▶ **DATA SECTION**:

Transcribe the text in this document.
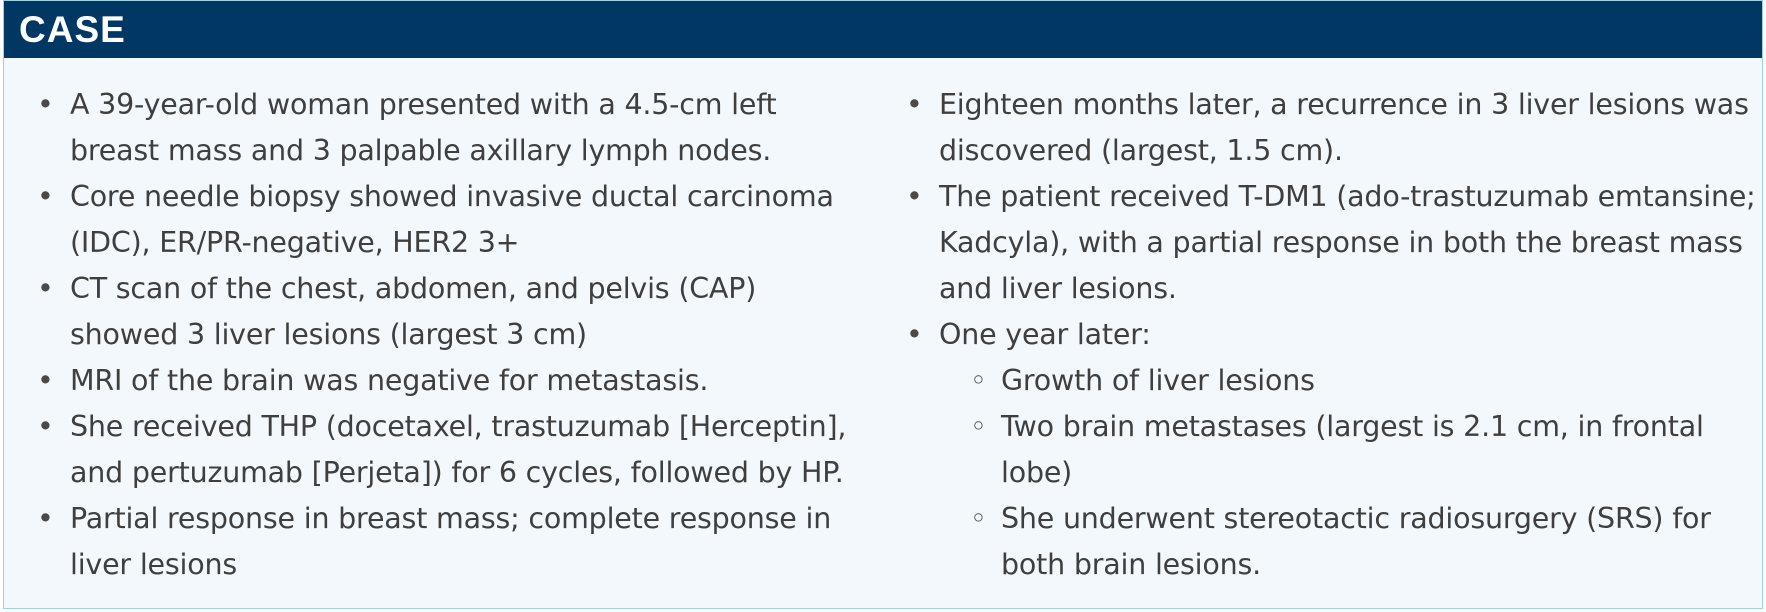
CASE
• A 39-year-old woman presented with a 4.5-cm left breast mass and 3 palpable axillary lymph nodes.
• Core needle biopsy showed invasive ductal carcinoma (IDC), ER/PR-negative, HER2 3+
• CT scan of the chest, abdomen, and pelvis (CAP) showed 3 liver lesions (largest 3 cm)
• MRI of the brain was negative for metastasis.
• She received THP (docetaxel, trastuzumab [Herceptin], and pertuzumab [Perjeta]) for 6 cycles, followed by HP.
• Partial response in breast mass; complete response in liver lesions
• Eighteen months later, a recurrence in 3 liver lesions was discovered (largest, 1.5 cm).
• The patient received T-DM1 (ado-trastuzumab emtansine; Kadcyla), with a partial response in both the breast mass and liver lesions.
• One year later:
◦ Growth of liver lesions
◦ Two brain metastases (largest is 2.1 cm, in frontal lobe)
◦ She underwent stereotactic radiosurgery (SRS) for both brain lesions.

▶ **WRITTEN TASK**: Write out all the entries exactly, except for the pictures.

▶ **THE OUTPUT**:
Transcribe the text in this document.
CASE
• A 39-year-old woman presented with a 4.5-cm left breast mass and 3 palpable axillary lymph nodes.
• Core needle biopsy showed invasive ductal carcinoma (IDC), ER/PR-negative, HER2 3+
• CT scan of the chest, abdomen, and pelvis (CAP) showed 3 liver lesions (largest 3 cm)
• MRI of the brain was negative for metastasis.
• She received THP (docetaxel, trastuzumab [Herceptin], and pertuzumab [Perjeta]) for 6 cycles, followed by HP.
• Partial response in breast mass; complete response in liver lesions
• Eighteen months later, a recurrence in 3 liver lesions was discovered (largest, 1.5 cm).
• The patient received T-DM1 (ado-trastuzumab emtansine; Kadcyla), with a partial response in both the breast mass and liver lesions.
• One year later:
◦ Growth of liver lesions
◦ Two brain metastases (largest is 2.1 cm, in frontal lobe)
◦ She underwent stereotactic radiosurgery (SRS) for both brain lesions.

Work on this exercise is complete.